• _PROBLEM_
Out of the records below, copy all lines in which the word "cycle" occurs.

# # # # #

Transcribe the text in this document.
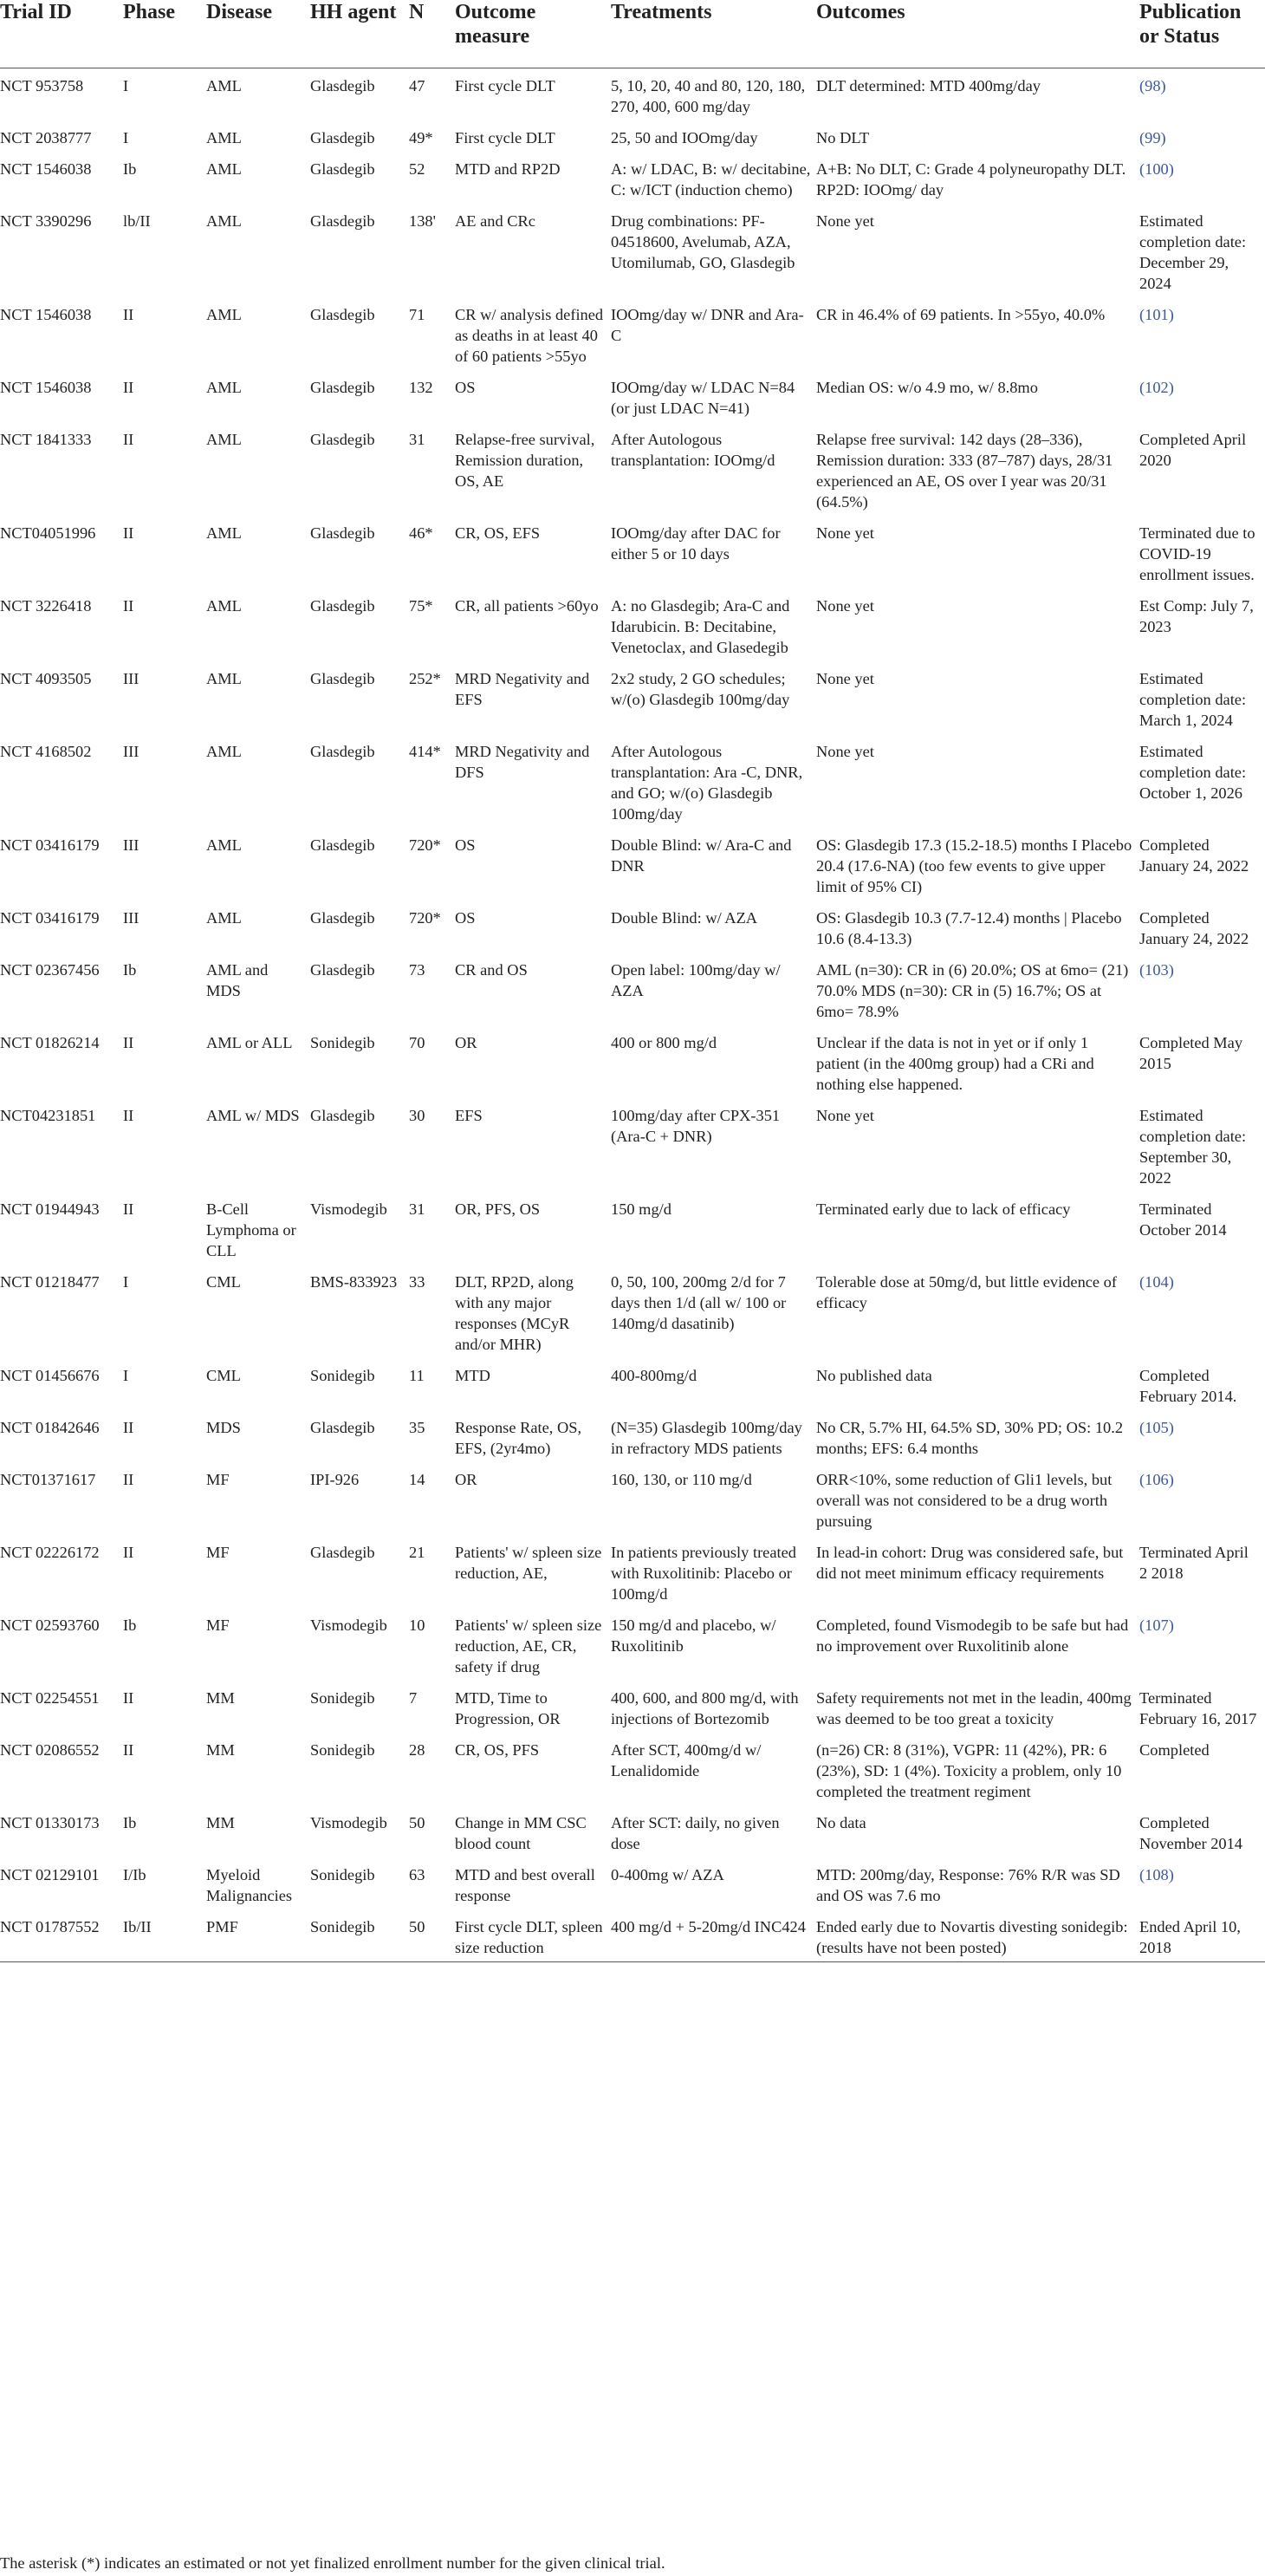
Trial ID	Phase	Disease	HH agent	N	Outcome measure	Treatments	Outcomes	Publication or Status
NCT 953758	I	AML	Glasdegib	47	First cycle DLT	5, 10, 20, 40 and 80, 120, 180, 270, 400, 600 mg/day	DLT determined: MTD 400mg/day	(98)
NCT 2038777	I	AML	Glasdegib	49*	First cycle DLT	25, 50 and IOOmg/day	No DLT	(99)
NCT 1546038	Ib	AML	Glasdegib	52	MTD and RP2D	A: w/ LDAC, B: w/ decitabine, C: w/ICT (induction chemo)	A+B: No DLT, C: Grade 4 polyneuropathy DLT. RP2D: IOOmg/ day	(100)
NCT 3390296	lb/II	AML	Glasdegib	138'	AE and CRc	Drug combinations: PF-04518600, Avelumab, AZA, Utomilumab, GO, Glasdegib	None yet	Estimated completion date: December 29, 2024
NCT 1546038	II	AML	Glasdegib	71	CR w/ analysis defined as deaths in at least 40 of 60 patients >55yo	IOOmg/day w/ DNR and Ara-C	CR in 46.4% of 69 patients. In >55yo, 40.0%	(101)
NCT 1546038	II	AML	Glasdegib	132	OS	IOOmg/day w/ LDAC N=84 (or just LDAC N=41)	Median OS: w/o 4.9 mo, w/ 8.8mo	(102)
NCT 1841333	II	AML	Glasdegib	31	Relapse-free survival, Remission duration, OS, AE	After Autologous transplantation: IOOmg/d	Relapse free survival: 142 days (28–336), Remission duration: 333 (87–787) days, 28/31 experienced an AE, OS over I year was 20/31 (64.5%)	Completed April 2020
NCT04051996	II	AML	Glasdegib	46*	CR, OS, EFS	IOOmg/day after DAC for either 5 or 10 days	None yet	Terminated due to COVID-19 enrollment issues.
NCT 3226418	II	AML	Glasdegib	75*	CR, all patients >60yo	A: no Glasdegib; Ara-C and Idarubicin. B: Decitabine, Venetoclax, and Glasedegib	None yet	Est Comp: July 7, 2023
NCT 4093505	III	AML	Glasdegib	252*	MRD Negativity and EFS	2x2 study, 2 GO schedules; w/(o) Glasdegib 100mg/day	None yet	Estimated completion date: March 1, 2024
NCT 4168502	III	AML	Glasdegib	414*	MRD Negativity and DFS	After Autologous transplantation: Ara -C, DNR, and GO; w/(o) Glasdegib 100mg/day	None yet	Estimated completion date: October 1, 2026
NCT 03416179	III	AML	Glasdegib	720*	OS	Double Blind: w/ Ara-C and DNR	OS: Glasdegib 17.3 (15.2-18.5) months I Placebo 20.4 (17.6-NA) (too few events to give upper limit of 95% CI)	Completed January 24, 2022
NCT 03416179	III	AML	Glasdegib	720*	OS	Double Blind: w/ AZA	OS: Glasdegib 10.3 (7.7-12.4) months | Placebo 10.6 (8.4-13.3)	Completed January 24, 2022
NCT 02367456	Ib	AML and MDS	Glasdegib	73	CR and OS	Open label: 100mg/day w/ AZA	AML (n=30): CR in (6) 20.0%; OS at 6mo= (21) 70.0% MDS (n=30): CR in (5) 16.7%; OS at 6mo= 78.9%	(103)
NCT 01826214	II	AML or ALL	Sonidegib	70	OR	400 or 800 mg/d	Unclear if the data is not in yet or if only 1 patient (in the 400mg group) had a CRi and nothing else happened.	Completed May 2015
NCT04231851	II	AML w/ MDS	Glasdegib	30	EFS	100mg/day after CPX-351 (Ara-C + DNR)	None yet	Estimated completion date: September 30, 2022
NCT 01944943	II	B-Cell Lymphoma or CLL	Vismodegib	31	OR, PFS, OS	150 mg/d	Terminated early due to lack of efficacy	Terminated October 2014
NCT 01218477	I	CML	BMS-833923	33	DLT, RP2D, along with any major responses (MCyR and/or MHR)	0, 50, 100, 200mg 2/d for 7 days then 1/d (all w/ 100 or 140mg/d dasatinib)	Tolerable dose at 50mg/d, but little evidence of efficacy	(104)
NCT 01456676	I	CML	Sonidegib	11	MTD	400-800mg/d	No published data	Completed February 2014.
NCT 01842646	II	MDS	Glasdegib	35	Response Rate, OS, EFS, (2yr4mo)	(N=35) Glasdegib 100mg/day in refractory MDS patients	No CR, 5.7% HI, 64.5% SD, 30% PD; OS: 10.2 months; EFS: 6.4 months	(105)
NCT01371617	II	MF	IPI-926	14	OR	160, 130, or 110 mg/d	ORR<10%, some reduction of Gli1 levels, but overall was not considered to be a drug worth pursuing	(106)
NCT 02226172	II	MF	Glasdegib	21	Patients' w/ spleen size reduction, AE,	In patients previously treated with Ruxolitinib: Placebo or 100mg/d	In lead-in cohort: Drug was considered safe, but did not meet minimum efficacy requirements	Terminated April 2 2018
NCT 02593760	Ib	MF	Vismodegib	10	Patients' w/ spleen size reduction, AE, CR, safety if drug	150 mg/d and placebo, w/ Ruxolitinib	Completed, found Vismodegib to be safe but had no improvement over Ruxolitinib alone	(107)
NCT 02254551	II	MM	Sonidegib	7	MTD, Time to Progression, OR	400, 600, and 800 mg/d, with injections of Bortezomib	Safety requirements not met in the leadin, 400mg was deemed to be too great a toxicity	Terminated February 16, 2017
NCT 02086552	II	MM	Sonidegib	28	CR, OS, PFS	After SCT, 400mg/d w/ Lenalidomide	(n=26) CR: 8 (31%), VGPR: 11 (42%), PR: 6 (23%), SD: 1 (4%). Toxicity a problem, only 10 completed the treatment regiment	Completed
NCT 01330173	Ib	MM	Vismodegib	50	Change in MM CSC blood count	After SCT: daily, no given dose	No data	Completed November 2014
NCT 02129101	I/Ib	Myeloid Malignancies	Sonidegib	63	MTD and best overall response	0-400mg w/ AZA	MTD: 200mg/day, Response: 76% R/R was SD and OS was 7.6 mo	(108)
NCT 01787552	Ib/II	PMF	Sonidegib	50	First cycle DLT, spleen size reduction	400 mg/d + 5-20mg/d INC424	Ended early due to Novartis divesting sonidegib: (results have not been posted)	Ended April 10, 2018
The asterisk (*) indicates an estimated or not yet finalized enrollment number for the given clinical trial.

# # # # #

• _EXERCISE RESPONSE_
NCT 953758	I	AML	Glasdegib	47	First cycle DLT	5, 10, 20, 40 and 80, 120, 180, 270, 400, 600 mg/day	DLT determined: MTD 400mg/day	(98)
NCT 2038777	I	AML	Glasdegib	49*	First cycle DLT	25, 50 and IOOmg/day	No DLT	(99)
NCT 01787552	Ib/II	PMF	Sonidegib	50	First cycle DLT, spleen size reduction	400 mg/d + 5-20mg/d INC424	Ended early due to Novartis divesting sonidegib: (results have not been posted)	Ended April 10, 2018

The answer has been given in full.